- Data entries:
━━━━━━━━

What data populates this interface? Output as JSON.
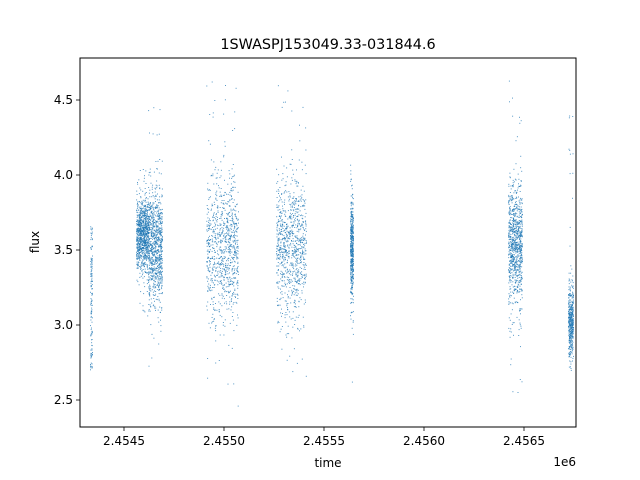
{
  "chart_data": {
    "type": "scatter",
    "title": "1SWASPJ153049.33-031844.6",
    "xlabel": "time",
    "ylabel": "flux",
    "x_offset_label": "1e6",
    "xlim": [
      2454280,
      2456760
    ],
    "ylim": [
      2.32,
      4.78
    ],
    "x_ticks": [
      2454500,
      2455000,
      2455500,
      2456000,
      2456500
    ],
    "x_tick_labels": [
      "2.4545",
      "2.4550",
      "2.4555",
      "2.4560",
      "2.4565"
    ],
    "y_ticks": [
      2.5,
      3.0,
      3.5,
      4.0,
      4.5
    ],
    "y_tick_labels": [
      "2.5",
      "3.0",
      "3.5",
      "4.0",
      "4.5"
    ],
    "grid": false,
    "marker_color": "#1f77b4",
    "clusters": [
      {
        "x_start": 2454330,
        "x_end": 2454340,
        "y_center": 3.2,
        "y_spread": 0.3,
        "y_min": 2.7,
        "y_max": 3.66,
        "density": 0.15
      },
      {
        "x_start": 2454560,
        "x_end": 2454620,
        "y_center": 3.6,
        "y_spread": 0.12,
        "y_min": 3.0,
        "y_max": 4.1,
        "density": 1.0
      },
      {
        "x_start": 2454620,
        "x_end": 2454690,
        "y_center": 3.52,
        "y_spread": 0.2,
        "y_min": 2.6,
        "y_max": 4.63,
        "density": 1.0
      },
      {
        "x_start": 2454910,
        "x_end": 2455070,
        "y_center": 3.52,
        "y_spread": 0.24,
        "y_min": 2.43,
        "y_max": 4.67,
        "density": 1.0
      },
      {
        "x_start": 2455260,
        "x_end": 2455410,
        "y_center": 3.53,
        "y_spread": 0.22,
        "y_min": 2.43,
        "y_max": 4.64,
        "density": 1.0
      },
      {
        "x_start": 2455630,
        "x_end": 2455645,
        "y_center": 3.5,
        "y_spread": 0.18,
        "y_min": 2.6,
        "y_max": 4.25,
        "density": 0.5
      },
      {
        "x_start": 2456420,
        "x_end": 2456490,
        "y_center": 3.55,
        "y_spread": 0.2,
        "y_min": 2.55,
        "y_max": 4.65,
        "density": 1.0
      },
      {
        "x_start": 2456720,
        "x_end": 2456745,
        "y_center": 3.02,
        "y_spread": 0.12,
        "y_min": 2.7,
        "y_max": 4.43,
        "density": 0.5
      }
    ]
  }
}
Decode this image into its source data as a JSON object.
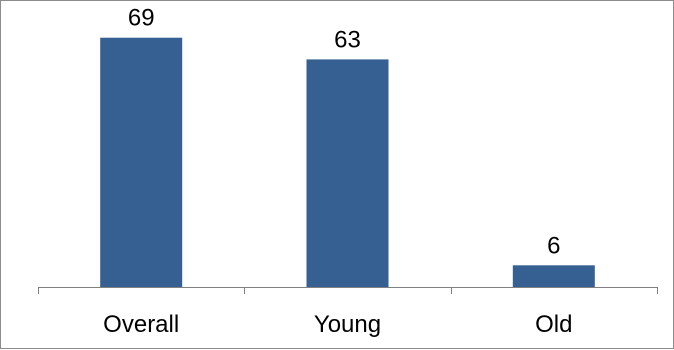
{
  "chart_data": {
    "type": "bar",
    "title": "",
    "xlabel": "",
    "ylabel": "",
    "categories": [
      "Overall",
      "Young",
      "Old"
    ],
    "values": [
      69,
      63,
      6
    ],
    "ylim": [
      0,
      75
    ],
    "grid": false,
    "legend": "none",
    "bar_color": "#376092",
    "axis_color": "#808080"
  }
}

━━━━━━━━

Copy the entries exactly. Leave out the images.

What data populates this interface? Output as JSON.
{
  "chart_data": {
    "type": "scatter",
    "title": "1SWASPJ153049.33-031844.6",
    "xlabel": "time",
    "ylabel": "flux",
    "x_offset_label": "1e6",
    "xlim": [
      2454280,
      2456760
    ],
    "ylim": [
      2.32,
      4.78
    ],
    "x_ticks": [
      2454500,
      2455000,
      2455500,
      2456000,
      2456500
    ],
    "x_tick_labels": [
      "2.4545",
      "2.4550",
      "2.4555",
      "2.4560",
      "2.4565"
    ],
    "y_ticks": [
      2.5,
      3.0,
      3.5,
      4.0,
      4.5
    ],
    "y_tick_labels": [
      "2.5",
      "3.0",
      "3.5",
      "4.0",
      "4.5"
    ],
    "grid": false,
    "marker_color": "#1f77b4",
    "clusters": [
      {
        "x_start": 2454330,
        "x_end": 2454340,
        "y_center": 3.2,
        "y_spread": 0.3,
        "y_min": 2.7,
        "y_max": 3.66,
        "density": 0.15
      },
      {
        "x_start": 2454560,
        "x_end": 2454620,
        "y_center": 3.6,
        "y_spread": 0.12,
        "y_min": 3.0,
        "y_max": 4.1,
        "density": 1.0
      },
      {
        "x_start": 2454620,
        "x_end": 2454690,
        "y_center": 3.52,
        "y_spread": 0.2,
        "y_min": 2.6,
        "y_max": 4.63,
        "density": 1.0
      },
      {
        "x_start": 2454910,
        "x_end": 2455070,
        "y_center": 3.52,
        "y_spread": 0.24,
        "y_min": 2.43,
        "y_max": 4.67,
        "density": 1.0
      },
      {
        "x_start": 2455260,
        "x_end": 2455410,
        "y_center": 3.53,
        "y_spread": 0.22,
        "y_min": 2.43,
        "y_max": 4.64,
        "density": 1.0
      },
      {
        "x_start": 2455630,
        "x_end": 2455645,
        "y_center": 3.5,
        "y_spread": 0.18,
        "y_min": 2.6,
        "y_max": 4.25,
        "density": 0.5
      },
      {
        "x_start": 2456420,
        "x_end": 2456490,
        "y_center": 3.55,
        "y_spread": 0.2,
        "y_min": 2.55,
        "y_max": 4.65,
        "density": 1.0
      },
      {
        "x_start": 2456720,
        "x_end": 2456745,
        "y_center": 3.02,
        "y_spread": 0.12,
        "y_min": 2.7,
        "y_max": 4.43,
        "density": 0.5
      }
    ]
  }
}
Decode this image into its source data as a JSON object.
{
  "chart_data": {
    "type": "bar",
    "title": "",
    "xlabel": "",
    "ylabel": "",
    "categories": [
      "Overall",
      "Young",
      "Old"
    ],
    "values": [
      69,
      63,
      6
    ],
    "ylim": [
      0,
      75
    ],
    "grid": false,
    "legend": "none",
    "bar_color": "#376092",
    "axis_color": "#808080"
  }
}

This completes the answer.